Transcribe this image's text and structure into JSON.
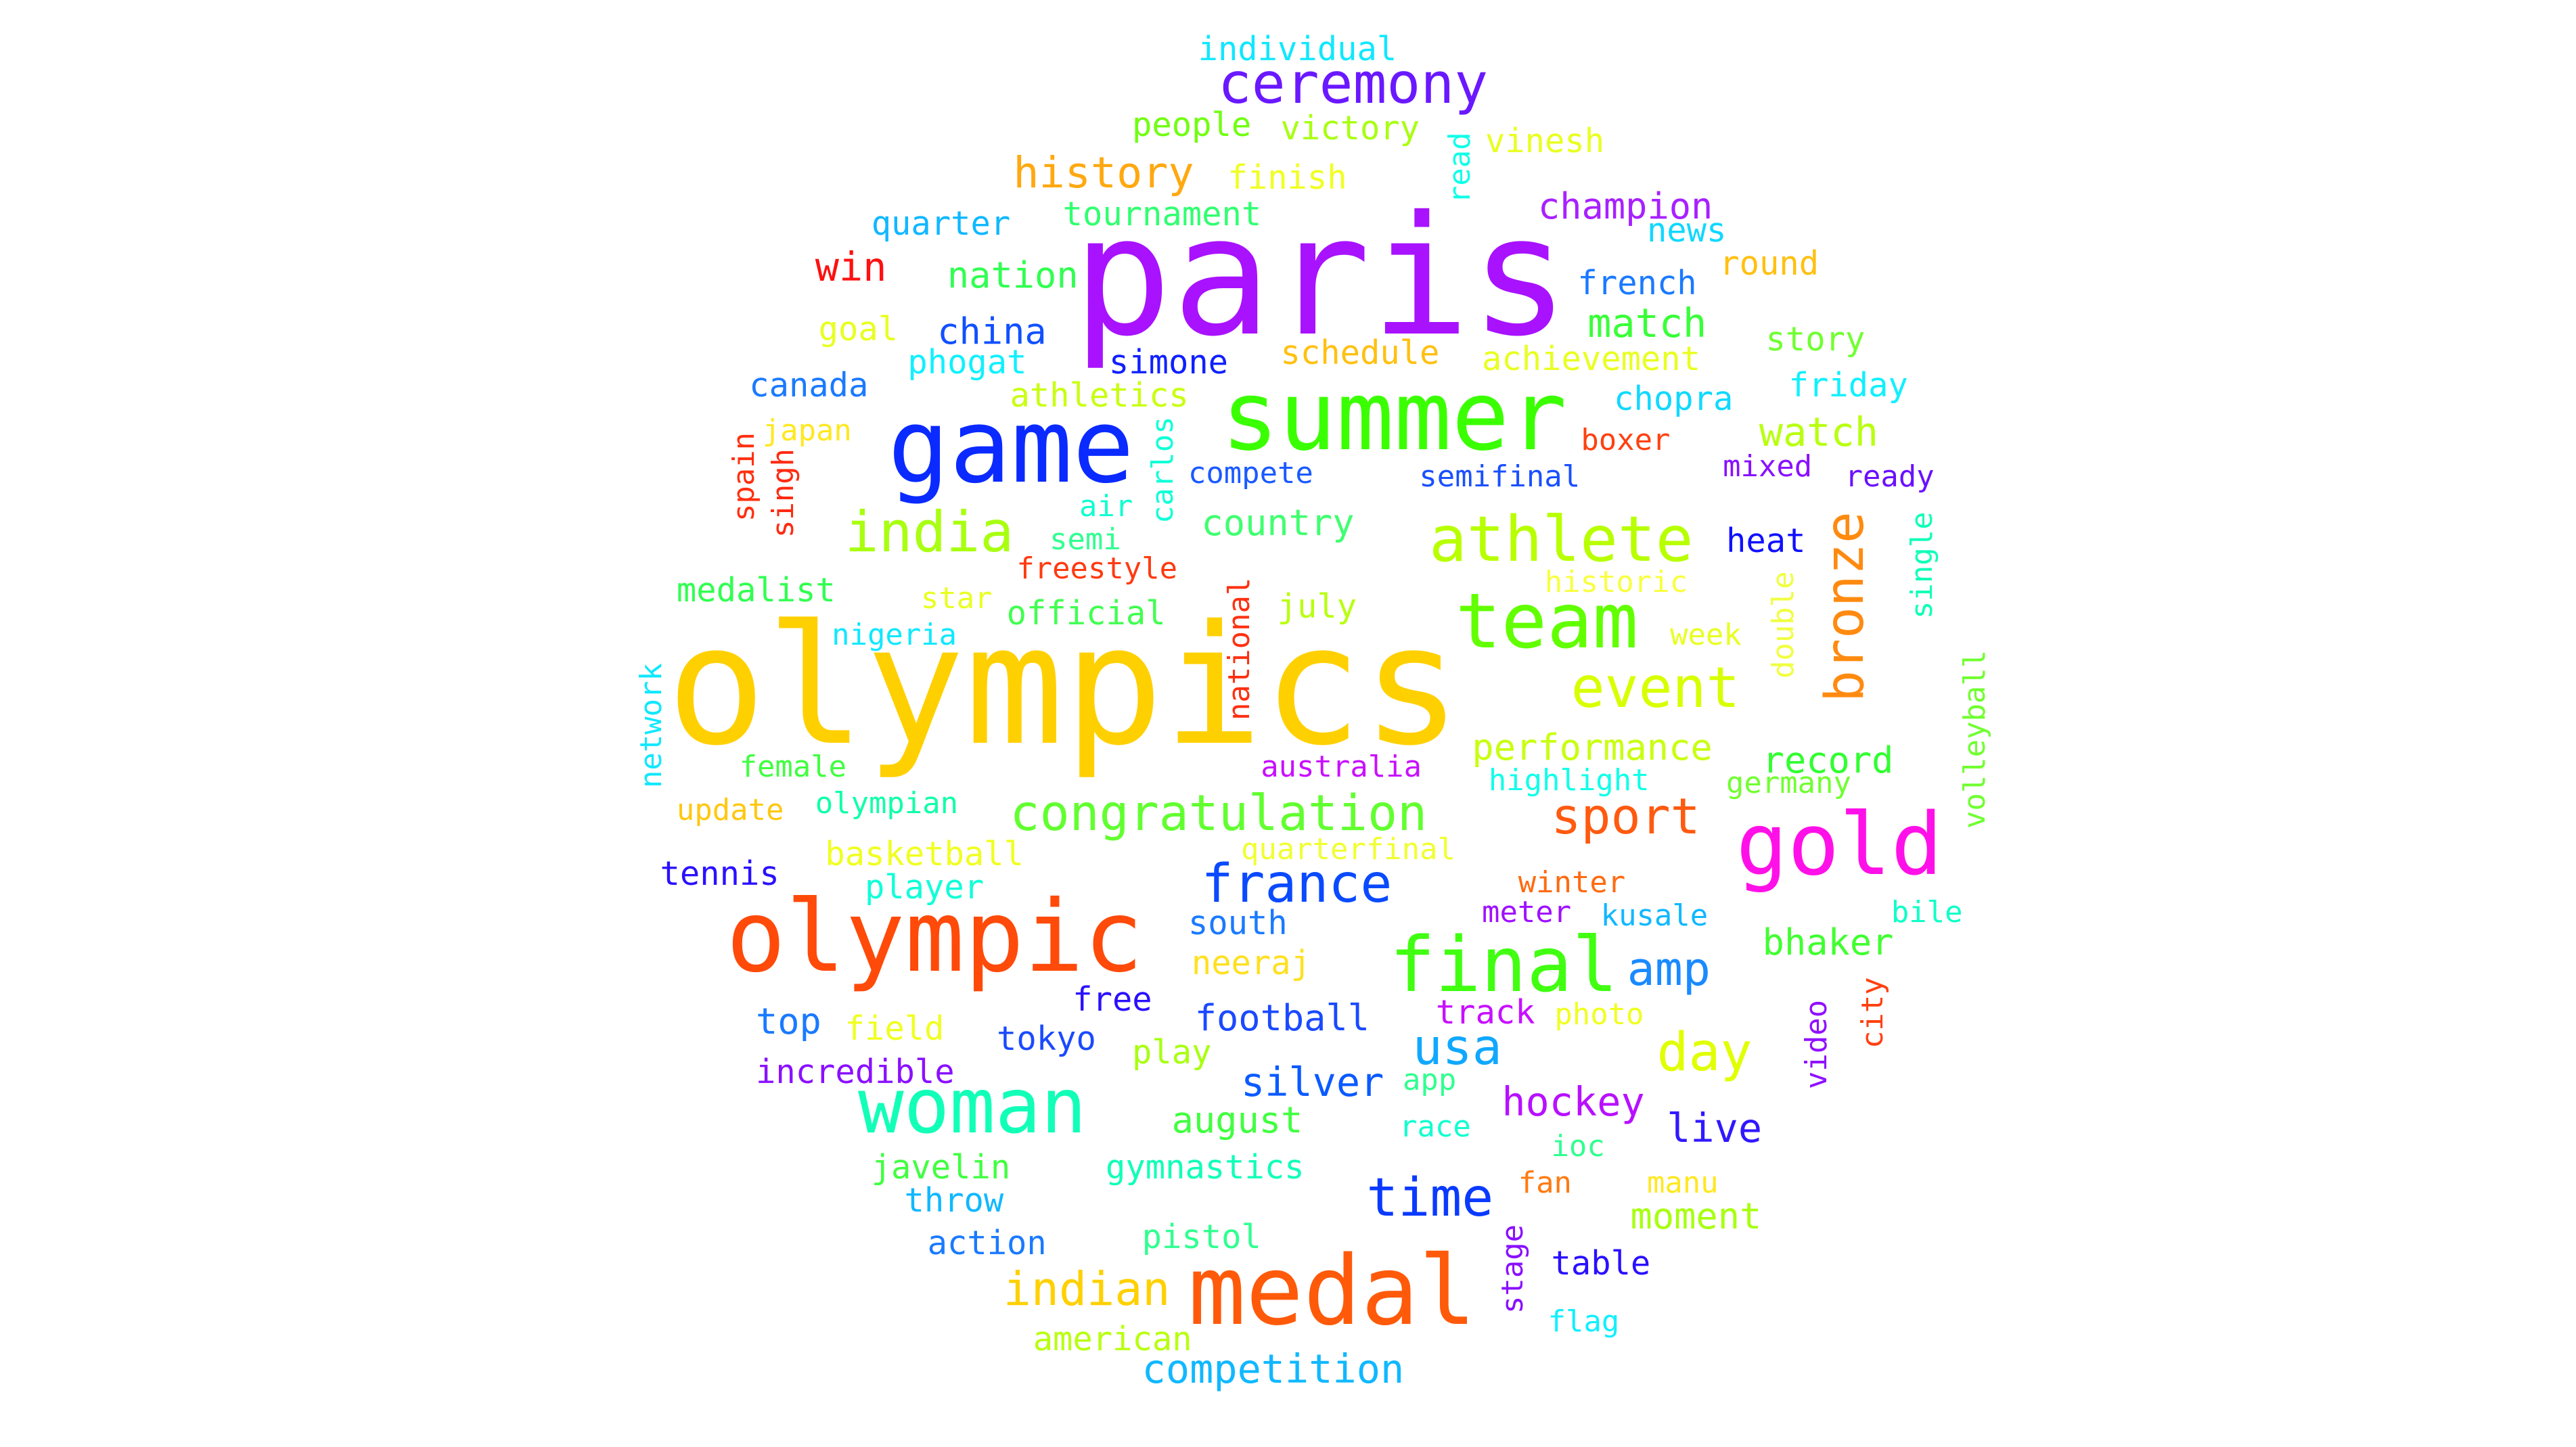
{
  "words": [
    {
      "text": "paris",
      "color": "#a812ff"
    },
    {
      "text": "olympics",
      "color": "#ffd000"
    },
    {
      "text": "game",
      "color": "#0a2aff"
    },
    {
      "text": "summer",
      "color": "#3aff00"
    },
    {
      "text": "olympic",
      "color": "#ff4a0a"
    },
    {
      "text": "medal",
      "color": "#ff5a0a"
    },
    {
      "text": "woman",
      "color": "#12ffb8"
    },
    {
      "text": "gold",
      "color": "#ff10e8"
    },
    {
      "text": "team",
      "color": "#62ff00"
    },
    {
      "text": "final",
      "color": "#40ff10"
    },
    {
      "text": "athlete",
      "color": "#b8ff00"
    },
    {
      "text": "ceremony",
      "color": "#6a18ff"
    },
    {
      "text": "india",
      "color": "#a8ff10"
    },
    {
      "text": "event",
      "color": "#d8ff00"
    },
    {
      "text": "congratulation",
      "color": "#62ff30"
    },
    {
      "text": "france",
      "color": "#0a4aff"
    },
    {
      "text": "sport",
      "color": "#ff5a10"
    },
    {
      "text": "bronze",
      "color": "#ff8a10"
    },
    {
      "text": "time",
      "color": "#0a3aff"
    },
    {
      "text": "indian",
      "color": "#ffd000"
    },
    {
      "text": "day",
      "color": "#e0ff00"
    },
    {
      "text": "usa",
      "color": "#10a8ff"
    },
    {
      "text": "history",
      "color": "#ffa810"
    },
    {
      "text": "amp",
      "color": "#1a8aff"
    },
    {
      "text": "match",
      "color": "#38ff38"
    },
    {
      "text": "watch",
      "color": "#b8ff10"
    },
    {
      "text": "record",
      "color": "#30ff30"
    },
    {
      "text": "bhaker",
      "color": "#40ff30"
    },
    {
      "text": "hockey",
      "color": "#b810ff"
    },
    {
      "text": "silver",
      "color": "#0a5aff"
    },
    {
      "text": "country",
      "color": "#40ff70"
    },
    {
      "text": "performance",
      "color": "#c8ff10"
    },
    {
      "text": "competition",
      "color": "#10b8ff"
    },
    {
      "text": "win",
      "color": "#ff1010"
    },
    {
      "text": "champion",
      "color": "#a820ff"
    },
    {
      "text": "live",
      "color": "#3018ff"
    },
    {
      "text": "moment",
      "color": "#a8ff10"
    },
    {
      "text": "august",
      "color": "#40ff40"
    },
    {
      "text": "football",
      "color": "#1a4aff"
    },
    {
      "text": "nation",
      "color": "#30ff50"
    },
    {
      "text": "china",
      "color": "#1050ff"
    },
    {
      "text": "french",
      "color": "#1a7aff"
    },
    {
      "text": "people",
      "color": "#70ff10"
    },
    {
      "text": "victory",
      "color": "#a8ff10"
    },
    {
      "text": "individual",
      "color": "#10e8ff"
    },
    {
      "text": "finish",
      "color": "#f0ff20"
    },
    {
      "text": "quarter",
      "color": "#10b8ff"
    },
    {
      "text": "tournament",
      "color": "#30ff70"
    },
    {
      "text": "news",
      "color": "#10d8ff"
    },
    {
      "text": "round",
      "color": "#ffc010"
    },
    {
      "text": "vinesh",
      "color": "#e8ff20"
    },
    {
      "text": "read",
      "color": "#10ffe8"
    },
    {
      "text": "goal",
      "color": "#e8ff20"
    },
    {
      "text": "phogat",
      "color": "#10f0ff"
    },
    {
      "text": "simone",
      "color": "#1020ff"
    },
    {
      "text": "schedule",
      "color": "#ffc010"
    },
    {
      "text": "achievement",
      "color": "#e8ff20"
    },
    {
      "text": "story",
      "color": "#70ff30"
    },
    {
      "text": "canada",
      "color": "#1a7aff"
    },
    {
      "text": "athletics",
      "color": "#c8ff10"
    },
    {
      "text": "chopra",
      "color": "#10d8ff"
    },
    {
      "text": "friday",
      "color": "#10f0ff"
    },
    {
      "text": "japan",
      "color": "#ffe820"
    },
    {
      "text": "boxer",
      "color": "#ff4010"
    },
    {
      "text": "spain",
      "color": "#ff3010"
    },
    {
      "text": "singh",
      "color": "#ff2a10"
    },
    {
      "text": "carlos",
      "color": "#10ffd8"
    },
    {
      "text": "compete",
      "color": "#1a5aff"
    },
    {
      "text": "semifinal",
      "color": "#1a50ff"
    },
    {
      "text": "mixed",
      "color": "#8a10ff"
    },
    {
      "text": "ready",
      "color": "#6a10ff"
    },
    {
      "text": "air",
      "color": "#10ffd0"
    },
    {
      "text": "semi",
      "color": "#30ff90"
    },
    {
      "text": "heat",
      "color": "#1010ff"
    },
    {
      "text": "freestyle",
      "color": "#ff3a10"
    },
    {
      "text": "medalist",
      "color": "#30ff50"
    },
    {
      "text": "star",
      "color": "#e8ff20"
    },
    {
      "text": "official",
      "color": "#40ff50"
    },
    {
      "text": "july",
      "color": "#b8ff10"
    },
    {
      "text": "historic",
      "color": "#f8ff40"
    },
    {
      "text": "single",
      "color": "#10ffb8"
    },
    {
      "text": "nigeria",
      "color": "#10e8ff"
    },
    {
      "text": "national",
      "color": "#ff3010"
    },
    {
      "text": "week",
      "color": "#e8ff20"
    },
    {
      "text": "double",
      "color": "#f0ff40"
    },
    {
      "text": "network",
      "color": "#10e8ff"
    },
    {
      "text": "female",
      "color": "#40ff40"
    },
    {
      "text": "australia",
      "color": "#c810ff"
    },
    {
      "text": "highlight",
      "color": "#10ffe8"
    },
    {
      "text": "germany",
      "color": "#70ff30"
    },
    {
      "text": "volleyball",
      "color": "#70ff30"
    },
    {
      "text": "update",
      "color": "#ffc810"
    },
    {
      "text": "olympian",
      "color": "#10ffa8"
    },
    {
      "text": "basketball",
      "color": "#f0ff20"
    },
    {
      "text": "quarterfinal",
      "color": "#f0ff30"
    },
    {
      "text": "tennis",
      "color": "#2a10ff"
    },
    {
      "text": "player",
      "color": "#10ffd8"
    },
    {
      "text": "winter",
      "color": "#ff6a10"
    },
    {
      "text": "meter",
      "color": "#a010ff"
    },
    {
      "text": "kusale",
      "color": "#10b8ff"
    },
    {
      "text": "bile",
      "color": "#10ffc8"
    },
    {
      "text": "south",
      "color": "#1a7aff"
    },
    {
      "text": "neeraj",
      "color": "#ffe020"
    },
    {
      "text": "free",
      "color": "#2a10ff"
    },
    {
      "text": "track",
      "color": "#c810ff"
    },
    {
      "text": "photo",
      "color": "#f0ff20"
    },
    {
      "text": "top",
      "color": "#1a7aff"
    },
    {
      "text": "field",
      "color": "#f0ff20"
    },
    {
      "text": "tokyo",
      "color": "#1a4aff"
    },
    {
      "text": "play",
      "color": "#a8ff10"
    },
    {
      "text": "video",
      "color": "#9010ff"
    },
    {
      "text": "city",
      "color": "#ff4010"
    },
    {
      "text": "incredible",
      "color": "#8a10ff"
    },
    {
      "text": "app",
      "color": "#30ff90"
    },
    {
      "text": "race",
      "color": "#10ffd0"
    },
    {
      "text": "ioc",
      "color": "#30ff90"
    },
    {
      "text": "javelin",
      "color": "#40ff40"
    },
    {
      "text": "gymnastics",
      "color": "#10ffb8"
    },
    {
      "text": "throw",
      "color": "#10b8ff"
    },
    {
      "text": "fan",
      "color": "#ff7a10"
    },
    {
      "text": "manu",
      "color": "#ffe820"
    },
    {
      "text": "action",
      "color": "#1a7aff"
    },
    {
      "text": "pistol",
      "color": "#30ff90"
    },
    {
      "text": "stage",
      "color": "#8a10ff"
    },
    {
      "text": "table",
      "color": "#2a10ff"
    },
    {
      "text": "flag",
      "color": "#10f0ff"
    },
    {
      "text": "american",
      "color": "#b8ff10"
    }
  ]
}
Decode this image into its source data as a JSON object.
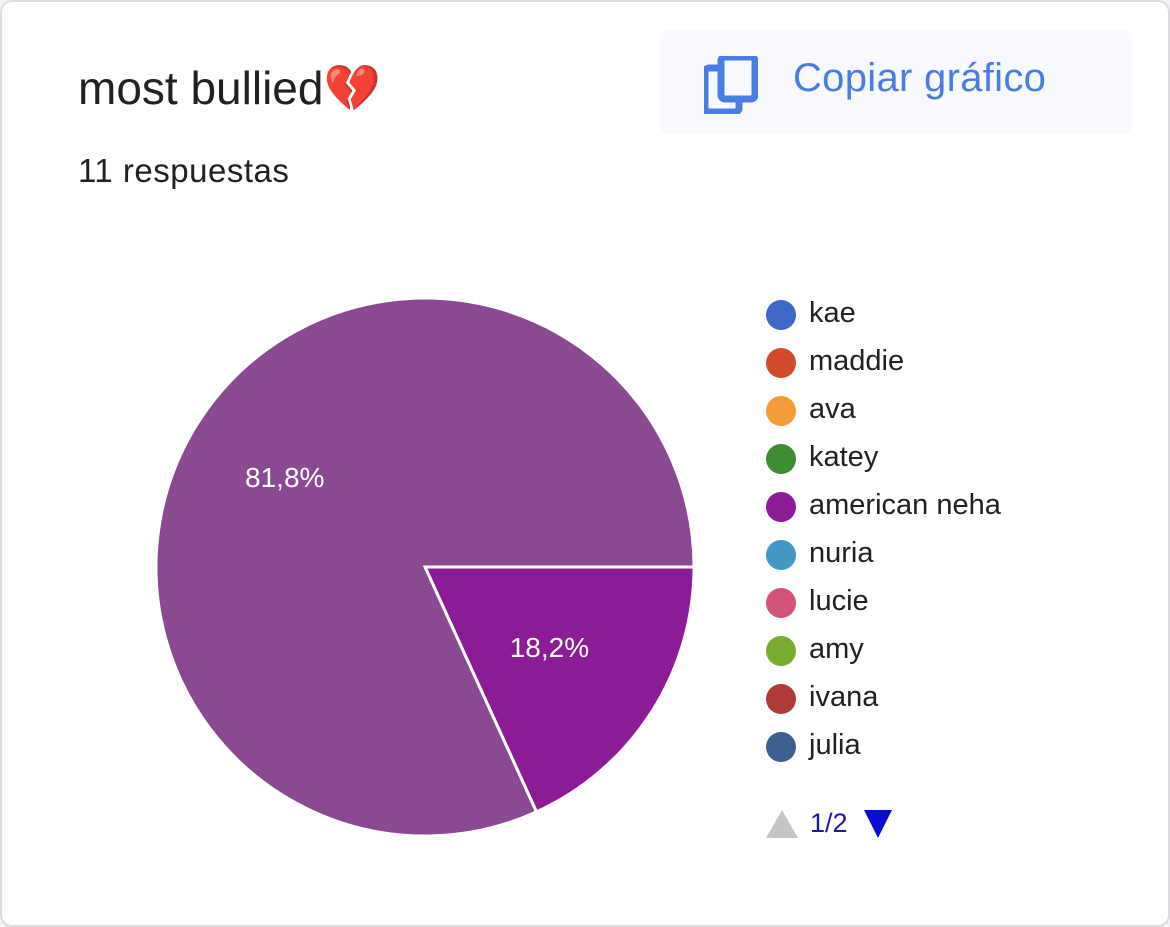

● Task requirements
Find the lines containing "image" and pull them out.

● Task output
Transcribe this image's text and structure into JSON.
Decode this image into its source data as a JSON object.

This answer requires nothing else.